### Requirement:
Output the data word for word, dropping every image.

--- START Data section ---

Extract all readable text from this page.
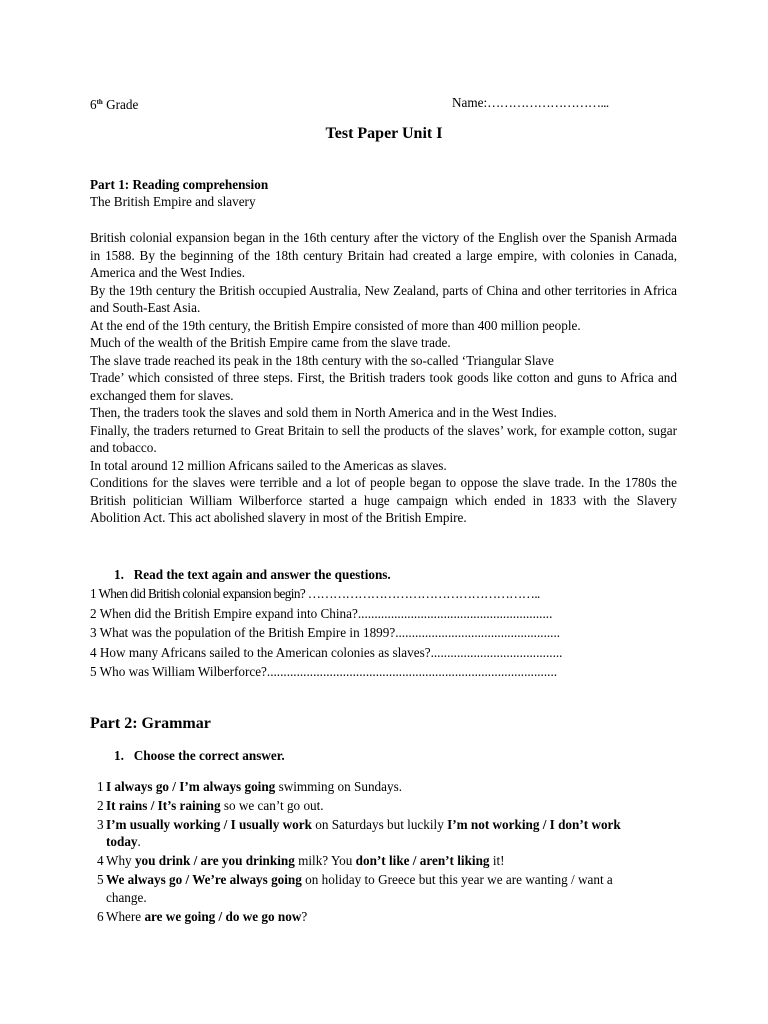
6th Grade	Name:………………………...
Test Paper Unit I
Part 1: Reading comprehension
The British Empire and slavery

British colonial expansion began in the 16th century after the victory of the English over the Spanish Armada in 1588. By the beginning of the 18th century Britain had created a large empire, with colonies in Canada, America and the West Indies.

By the 19th century the British occupied Australia, New Zealand, parts of China and other territories in Africa and South-East Asia.

At the end of the 19th century, the British Empire consisted of more than 400 million people.

Much of the wealth of the British Empire came from the slave trade.

The slave trade reached its peak in the 18th century with the so-called ‘Triangular Slave

Trade’ which consisted of three steps. First, the British traders took goods like cotton and guns to Africa and exchanged them for slaves.

Then, the traders took the slaves and sold them in North America and in the West Indies.

Finally, the traders returned to Great Britain to sell the products of the slaves’ work, for example cotton, sugar and tobacco.

In total around 12 million Africans sailed to the Americas as slaves.

Conditions for the slaves were terrible and a lot of people began to oppose the slave trade. In the 1780s the British politician William Wilberforce started a huge campaign which ended in 1833 with the Slavery Abolition Act. This act abolished slavery in most of the British Empire.

1. Read the text again and answer the questions.
1 When did British colonial expansion begin? ………………………………………………..
2 When did the British Empire expand into China?...........................................................
3 What was the population of the British Empire in 1899?..................................................
4 How many Africans sailed to the American colonies as slaves?........................................
5 Who was William Wilberforce?........................................................................................
Part 2: Grammar
1. Choose the correct answer.
1 I always go / I’m always going swimming on Sundays.
2 It rains / It’s raining so we can’t go out.
3 I’m usually working / I usually work on Saturdays but luckily I’m not working / I don’t work
today.
4 Why you drink / are you drinking milk? You don’t like / aren’t liking it!
5 We always go / We’re always going on holiday to Greece but this year we are wanting / want a
change.
6 Where are we going / do we go now?
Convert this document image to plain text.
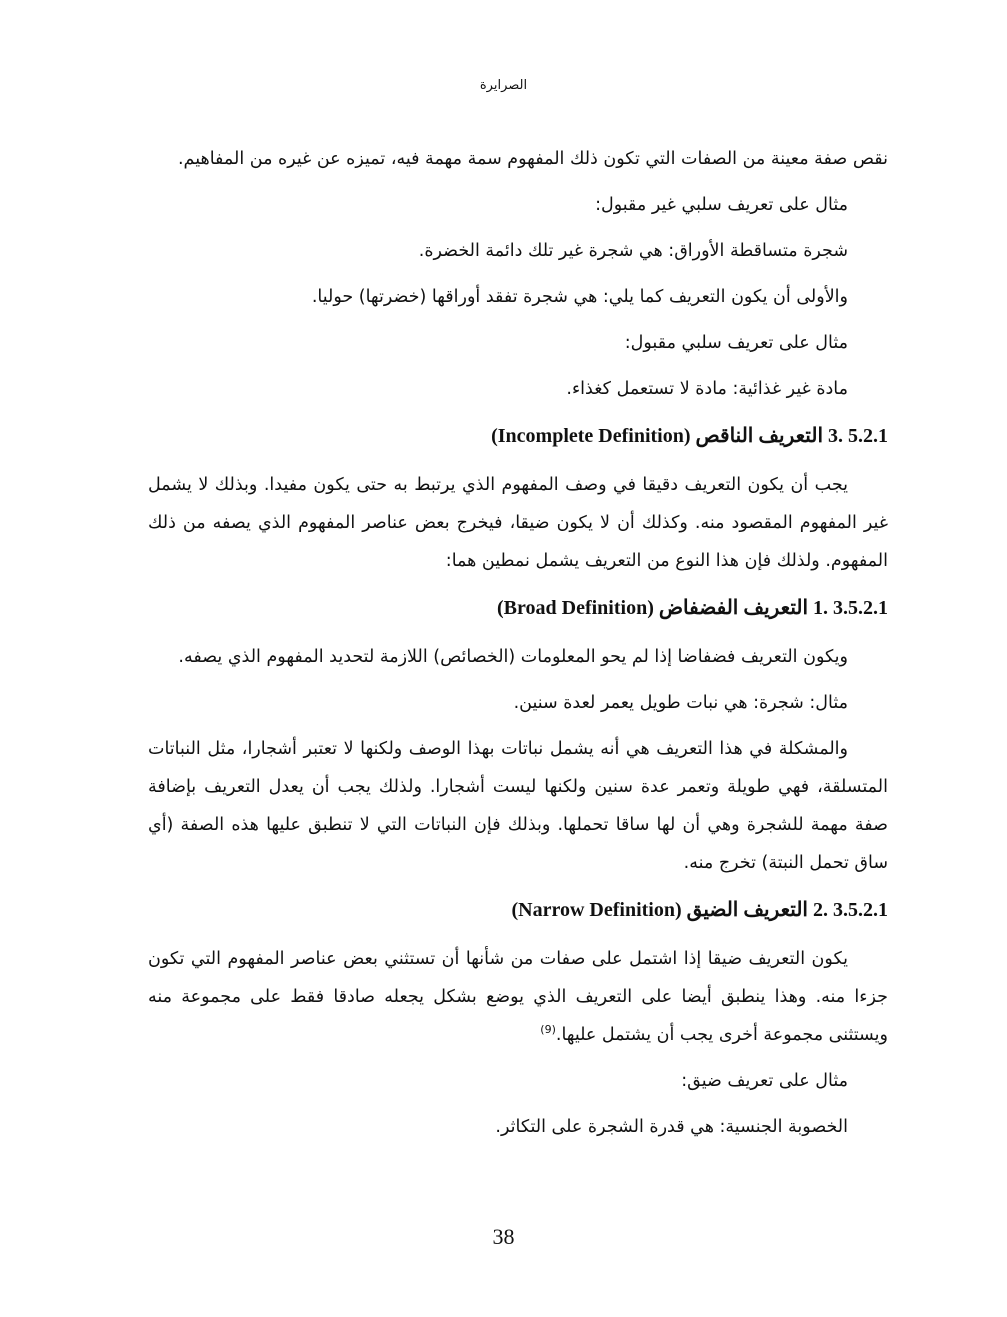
الصرايرة

نقص صفة معينة من الصفات التي تكون ذلك المفهوم سمة مهمة فيه، تميزه عن غيره من المفاهيم.

مثال على تعريف سلبي غير مقبول:

شجرة متساقطة الأوراق: هي شجرة غير تلك دائمة الخضرة.

والأولى أن يكون التعريف كما يلي: هي شجرة تفقد أوراقها (خضرتها) حوليا.

مثال على تعريف سلبي مقبول:

مادة غير غذائية: مادة لا تستعمل كغذاء.

3. 5.2.1 التعريف الناقص (Incomplete Definition)

يجب أن يكون التعريف دقيقا في وصف المفهوم الذي يرتبط به حتى يكون مفيدا. وبذلك لا يشمل غير المفهوم المقصود منه. وكذلك أن لا يكون ضيقا، فيخرج بعض عناصر المفهوم الذي يصفه من ذلك المفهوم. ولذلك فإن هذا النوع من التعريف يشمل نمطين هما:

1. 3.5.2.1 التعريف الفضفاض (Broad Definition)

ويكون التعريف فضفاضا إذا لم يحو المعلومات (الخصائص) اللازمة لتحديد المفهوم الذي يصفه.

مثال: شجرة: هي نبات طويل يعمر لعدة سنين.

والمشكلة في هذا التعريف هي أنه يشمل نباتات بهذا الوصف ولكنها لا تعتبر أشجارا، مثل النباتات المتسلقة، فهي طويلة وتعمر عدة سنين ولكنها ليست أشجارا. ولذلك يجب أن يعدل التعريف بإضافة صفة مهمة للشجرة وهي أن لها ساقا تحملها. وبذلك فإن النباتات التي لا تنطبق عليها هذه الصفة (أي ساق تحمل النبتة) تخرج منه.

2. 3.5.2.1 التعريف الضيق (Narrow Definition)

يكون التعريف ضيقا إذا اشتمل على صفات من شأنها أن تستثني بعض عناصر المفهوم التي تكون جزءا منه. وهذا ينطبق أيضا على التعريف الذي يوضع بشكل يجعله صادقا فقط على مجموعة منه ويستثنى مجموعة أخرى يجب أن يشتمل عليها.$^{(9)}$

مثال على تعريف ضيق:

الخصوبة الجنسية: هي قدرة الشجرة على التكاثر.

38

--- END Data section ---

### Answer:
Extract all readable text from this page.
6th Grade	Name:………………………...
Test Paper Unit I
Part 1: Reading comprehension
The British Empire and slavery

British colonial expansion began in the 16th century after the victory of the English over the Spanish Armada in 1588. By the beginning of the 18th century Britain had created a large empire, with colonies in Canada, America and the West Indies.

By the 19th century the British occupied Australia, New Zealand, parts of China and other territories in Africa and South-East Asia.

At the end of the 19th century, the British Empire consisted of more than 400 million people.

Much of the wealth of the British Empire came from the slave trade.

The slave trade reached its peak in the 18th century with the so-called ‘Triangular Slave

Trade’ which consisted of three steps. First, the British traders took goods like cotton and guns to Africa and exchanged them for slaves.

Then, the traders took the slaves and sold them in North America and in the West Indies.

Finally, the traders returned to Great Britain to sell the products of the slaves’ work, for example cotton, sugar and tobacco.

In total around 12 million Africans sailed to the Americas as slaves.

Conditions for the slaves were terrible and a lot of people began to oppose the slave trade. In the 1780s the British politician William Wilberforce started a huge campaign which ended in 1833 with the Slavery Abolition Act. This act abolished slavery in most of the British Empire.

1. Read the text again and answer the questions.
1 When did British colonial expansion begin? ………………………………………………..
2 When did the British Empire expand into China?...........................................................
3 What was the population of the British Empire in 1899?..................................................
4 How many Africans sailed to the American colonies as slaves?........................................
5 Who was William Wilberforce?........................................................................................
Part 2: Grammar
1. Choose the correct answer.
1 I always go / I’m always going swimming on Sundays.
2 It rains / It’s raining so we can’t go out.
3 I’m usually working / I usually work on Saturdays but luckily I’m not working / I don’t work
today.
4 Why you drink / are you drinking milk? You don’t like / aren’t liking it!
5 We always go / We’re always going on holiday to Greece but this year we are wanting / want a
change.
6 Where are we going / do we go now?
Convert this document image to plain text.
الصرايرة

نقص صفة معينة من الصفات التي تكون ذلك المفهوم سمة مهمة فيه، تميزه عن غيره من المفاهيم.

مثال على تعريف سلبي غير مقبول:

شجرة متساقطة الأوراق: هي شجرة غير تلك دائمة الخضرة.

والأولى أن يكون التعريف كما يلي: هي شجرة تفقد أوراقها (خضرتها) حوليا.

مثال على تعريف سلبي مقبول:

مادة غير غذائية: مادة لا تستعمل كغذاء.

3. 5.2.1 التعريف الناقص (Incomplete Definition)

يجب أن يكون التعريف دقيقا في وصف المفهوم الذي يرتبط به حتى يكون مفيدا. وبذلك لا يشمل غير المفهوم المقصود منه. وكذلك أن لا يكون ضيقا، فيخرج بعض عناصر المفهوم الذي يصفه من ذلك المفهوم. ولذلك فإن هذا النوع من التعريف يشمل نمطين هما:

1. 3.5.2.1 التعريف الفضفاض (Broad Definition)

ويكون التعريف فضفاضا إذا لم يحو المعلومات (الخصائص) اللازمة لتحديد المفهوم الذي يصفه.

مثال: شجرة: هي نبات طويل يعمر لعدة سنين.

والمشكلة في هذا التعريف هي أنه يشمل نباتات بهذا الوصف ولكنها لا تعتبر أشجارا، مثل النباتات المتسلقة، فهي طويلة وتعمر عدة سنين ولكنها ليست أشجارا. ولذلك يجب أن يعدل التعريف بإضافة صفة مهمة للشجرة وهي أن لها ساقا تحملها. وبذلك فإن النباتات التي لا تنطبق عليها هذه الصفة (أي ساق تحمل النبتة) تخرج منه.

2. 3.5.2.1 التعريف الضيق (Narrow Definition)

يكون التعريف ضيقا إذا اشتمل على صفات من شأنها أن تستثني بعض عناصر المفهوم التي تكون جزءا منه. وهذا ينطبق أيضا على التعريف الذي يوضع بشكل يجعله صادقا فقط على مجموعة منه ويستثنى مجموعة أخرى يجب أن يشتمل عليها.$^{(9)}$

مثال على تعريف ضيق:

الخصوبة الجنسية: هي قدرة الشجرة على التكاثر.

38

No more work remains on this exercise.